_WHAT YOU NEED TO DO_
Copy the data word for word, from its first line through the line containing "pie-slice [799,247,1053,753]", including both of those lines.

----- ENTRIES -----

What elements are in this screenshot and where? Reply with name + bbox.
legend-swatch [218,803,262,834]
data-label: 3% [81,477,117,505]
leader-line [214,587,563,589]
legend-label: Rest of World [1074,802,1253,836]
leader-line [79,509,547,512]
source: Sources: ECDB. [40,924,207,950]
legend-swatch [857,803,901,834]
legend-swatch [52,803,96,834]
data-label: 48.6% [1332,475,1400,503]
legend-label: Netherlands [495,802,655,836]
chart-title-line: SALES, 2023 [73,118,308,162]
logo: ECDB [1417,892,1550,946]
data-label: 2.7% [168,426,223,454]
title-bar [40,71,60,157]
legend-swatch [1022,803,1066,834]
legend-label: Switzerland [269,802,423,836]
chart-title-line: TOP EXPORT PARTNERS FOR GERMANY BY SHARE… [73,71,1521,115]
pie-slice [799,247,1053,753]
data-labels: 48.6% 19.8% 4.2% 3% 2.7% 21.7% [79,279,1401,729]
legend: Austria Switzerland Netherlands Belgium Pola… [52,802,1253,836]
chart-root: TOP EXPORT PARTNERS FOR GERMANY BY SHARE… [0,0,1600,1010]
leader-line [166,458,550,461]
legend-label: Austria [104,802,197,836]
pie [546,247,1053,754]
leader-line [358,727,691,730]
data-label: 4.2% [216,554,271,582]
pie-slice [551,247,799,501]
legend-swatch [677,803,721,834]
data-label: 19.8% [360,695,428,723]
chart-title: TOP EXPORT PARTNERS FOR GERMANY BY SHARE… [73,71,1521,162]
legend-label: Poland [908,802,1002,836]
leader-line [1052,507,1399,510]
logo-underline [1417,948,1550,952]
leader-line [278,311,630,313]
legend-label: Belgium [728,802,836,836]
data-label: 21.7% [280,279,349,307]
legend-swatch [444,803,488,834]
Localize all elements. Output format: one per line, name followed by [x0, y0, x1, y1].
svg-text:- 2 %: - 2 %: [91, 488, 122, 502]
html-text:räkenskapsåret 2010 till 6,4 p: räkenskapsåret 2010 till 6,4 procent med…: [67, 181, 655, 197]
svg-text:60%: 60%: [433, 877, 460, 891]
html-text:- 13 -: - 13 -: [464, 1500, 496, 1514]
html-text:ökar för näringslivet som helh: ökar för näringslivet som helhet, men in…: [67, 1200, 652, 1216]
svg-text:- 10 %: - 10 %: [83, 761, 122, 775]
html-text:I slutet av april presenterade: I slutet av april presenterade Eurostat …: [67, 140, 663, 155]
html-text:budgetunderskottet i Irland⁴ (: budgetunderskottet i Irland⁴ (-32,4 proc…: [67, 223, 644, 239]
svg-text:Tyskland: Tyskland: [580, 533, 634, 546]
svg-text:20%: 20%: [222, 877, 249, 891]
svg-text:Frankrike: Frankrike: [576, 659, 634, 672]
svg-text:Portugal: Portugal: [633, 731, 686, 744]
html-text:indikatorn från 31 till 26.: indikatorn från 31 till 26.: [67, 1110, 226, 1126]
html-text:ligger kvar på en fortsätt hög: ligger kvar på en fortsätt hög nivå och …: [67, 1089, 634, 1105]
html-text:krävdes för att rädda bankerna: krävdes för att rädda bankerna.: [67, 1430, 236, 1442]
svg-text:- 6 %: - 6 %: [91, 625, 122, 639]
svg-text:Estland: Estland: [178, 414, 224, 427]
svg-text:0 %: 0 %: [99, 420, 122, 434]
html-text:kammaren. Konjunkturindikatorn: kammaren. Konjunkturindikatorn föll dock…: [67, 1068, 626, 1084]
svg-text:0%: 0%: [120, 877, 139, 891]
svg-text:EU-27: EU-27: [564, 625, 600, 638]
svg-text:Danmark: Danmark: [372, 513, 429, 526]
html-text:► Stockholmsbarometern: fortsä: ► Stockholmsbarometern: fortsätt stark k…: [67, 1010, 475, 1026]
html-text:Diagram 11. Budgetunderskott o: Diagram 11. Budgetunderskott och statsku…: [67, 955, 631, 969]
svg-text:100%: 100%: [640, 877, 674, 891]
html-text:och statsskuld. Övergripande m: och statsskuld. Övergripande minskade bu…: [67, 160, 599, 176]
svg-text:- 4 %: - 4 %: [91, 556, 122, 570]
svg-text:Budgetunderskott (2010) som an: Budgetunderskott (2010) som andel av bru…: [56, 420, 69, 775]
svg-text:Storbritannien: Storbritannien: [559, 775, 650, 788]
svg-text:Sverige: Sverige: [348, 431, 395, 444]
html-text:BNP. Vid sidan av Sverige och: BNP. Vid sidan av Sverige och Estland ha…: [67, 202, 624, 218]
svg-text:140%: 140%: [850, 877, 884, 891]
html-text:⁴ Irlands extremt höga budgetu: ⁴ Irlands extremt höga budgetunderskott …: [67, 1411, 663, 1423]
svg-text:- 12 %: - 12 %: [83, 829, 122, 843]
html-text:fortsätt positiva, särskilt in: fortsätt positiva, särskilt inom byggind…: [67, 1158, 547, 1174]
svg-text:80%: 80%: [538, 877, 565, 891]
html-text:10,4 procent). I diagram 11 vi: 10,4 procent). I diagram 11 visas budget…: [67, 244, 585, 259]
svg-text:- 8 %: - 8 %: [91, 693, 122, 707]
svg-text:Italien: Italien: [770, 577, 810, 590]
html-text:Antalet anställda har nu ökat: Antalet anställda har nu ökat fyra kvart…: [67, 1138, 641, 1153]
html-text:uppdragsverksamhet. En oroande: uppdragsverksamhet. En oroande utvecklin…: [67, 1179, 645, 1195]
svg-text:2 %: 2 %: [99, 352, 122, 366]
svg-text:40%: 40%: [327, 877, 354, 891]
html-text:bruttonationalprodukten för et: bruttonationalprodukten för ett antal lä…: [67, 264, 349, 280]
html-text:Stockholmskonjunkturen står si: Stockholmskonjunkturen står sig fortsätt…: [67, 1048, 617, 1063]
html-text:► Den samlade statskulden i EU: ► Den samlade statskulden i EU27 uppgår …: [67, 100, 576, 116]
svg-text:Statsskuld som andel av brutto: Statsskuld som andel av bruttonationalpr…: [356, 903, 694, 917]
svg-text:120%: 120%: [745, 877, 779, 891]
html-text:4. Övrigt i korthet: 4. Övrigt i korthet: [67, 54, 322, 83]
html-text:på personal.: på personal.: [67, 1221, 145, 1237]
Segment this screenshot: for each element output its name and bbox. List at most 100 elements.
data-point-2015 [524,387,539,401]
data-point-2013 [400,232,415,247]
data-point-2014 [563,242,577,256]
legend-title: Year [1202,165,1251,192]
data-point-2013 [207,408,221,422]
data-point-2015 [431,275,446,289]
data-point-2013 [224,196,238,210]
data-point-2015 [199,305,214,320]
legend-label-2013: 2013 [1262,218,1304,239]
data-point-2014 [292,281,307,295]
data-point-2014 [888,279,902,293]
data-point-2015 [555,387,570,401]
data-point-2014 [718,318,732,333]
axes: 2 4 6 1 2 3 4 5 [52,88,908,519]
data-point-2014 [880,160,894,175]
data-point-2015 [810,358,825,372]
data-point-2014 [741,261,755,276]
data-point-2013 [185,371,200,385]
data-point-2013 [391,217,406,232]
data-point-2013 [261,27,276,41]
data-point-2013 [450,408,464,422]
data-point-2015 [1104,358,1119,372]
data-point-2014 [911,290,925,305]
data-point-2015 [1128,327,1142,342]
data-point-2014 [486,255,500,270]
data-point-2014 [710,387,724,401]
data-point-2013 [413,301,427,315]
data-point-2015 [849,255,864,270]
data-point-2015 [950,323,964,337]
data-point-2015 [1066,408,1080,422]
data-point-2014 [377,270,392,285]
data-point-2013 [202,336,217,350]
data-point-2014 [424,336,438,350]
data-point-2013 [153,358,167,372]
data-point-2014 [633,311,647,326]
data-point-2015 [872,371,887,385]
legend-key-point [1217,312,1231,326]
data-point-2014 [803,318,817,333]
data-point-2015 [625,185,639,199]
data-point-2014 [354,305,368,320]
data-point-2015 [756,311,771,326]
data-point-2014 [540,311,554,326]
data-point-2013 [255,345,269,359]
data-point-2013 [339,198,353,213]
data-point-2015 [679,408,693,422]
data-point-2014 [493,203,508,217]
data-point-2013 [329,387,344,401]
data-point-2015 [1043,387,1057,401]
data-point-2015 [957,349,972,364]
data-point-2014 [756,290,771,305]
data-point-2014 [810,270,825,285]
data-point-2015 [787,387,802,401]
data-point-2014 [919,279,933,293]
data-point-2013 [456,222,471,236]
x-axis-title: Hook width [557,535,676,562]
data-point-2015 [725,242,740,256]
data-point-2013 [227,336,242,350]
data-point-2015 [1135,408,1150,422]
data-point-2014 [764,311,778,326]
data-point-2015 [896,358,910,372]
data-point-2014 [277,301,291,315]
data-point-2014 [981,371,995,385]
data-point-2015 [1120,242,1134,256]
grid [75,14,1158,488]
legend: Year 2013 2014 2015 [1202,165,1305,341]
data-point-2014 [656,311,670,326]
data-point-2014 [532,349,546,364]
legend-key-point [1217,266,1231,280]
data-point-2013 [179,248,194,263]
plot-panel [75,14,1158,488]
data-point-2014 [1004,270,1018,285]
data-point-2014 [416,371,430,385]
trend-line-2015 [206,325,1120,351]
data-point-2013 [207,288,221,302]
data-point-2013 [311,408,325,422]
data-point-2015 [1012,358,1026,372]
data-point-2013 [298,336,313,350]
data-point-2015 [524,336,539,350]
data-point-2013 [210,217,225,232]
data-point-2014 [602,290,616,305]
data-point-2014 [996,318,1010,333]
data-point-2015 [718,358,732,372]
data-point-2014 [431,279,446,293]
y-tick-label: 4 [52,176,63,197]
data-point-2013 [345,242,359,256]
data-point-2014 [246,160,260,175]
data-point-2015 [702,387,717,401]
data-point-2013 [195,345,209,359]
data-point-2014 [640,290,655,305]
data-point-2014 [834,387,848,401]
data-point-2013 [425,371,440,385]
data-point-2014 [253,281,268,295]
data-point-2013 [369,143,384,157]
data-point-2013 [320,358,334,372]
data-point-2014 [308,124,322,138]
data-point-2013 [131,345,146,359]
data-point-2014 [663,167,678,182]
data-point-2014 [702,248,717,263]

-----

_EXERCISE SOLUTION_
What elements are in this screenshot and where? Reply with name + bbox.
legend-swatch [218,803,262,834]
data-label: 3% [81,477,117,505]
leader-line [214,587,563,589]
legend-label: Rest of World [1074,802,1253,836]
leader-line [79,509,547,512]
source: Sources: ECDB. [40,924,207,950]
legend-swatch [857,803,901,834]
legend-swatch [52,803,96,834]
data-label: 48.6% [1332,475,1400,503]
legend-label: Netherlands [495,802,655,836]
chart-title-line: SALES, 2023 [73,118,308,162]
logo: ECDB [1417,892,1550,946]
data-label: 2.7% [168,426,223,454]
title-bar [40,71,60,157]
legend-swatch [1022,803,1066,834]
legend-label: Switzerland [269,802,423,836]
chart-title-line: TOP EXPORT PARTNERS FOR GERMANY BY SHARE… [73,71,1521,115]
pie-slice [799,247,1053,753]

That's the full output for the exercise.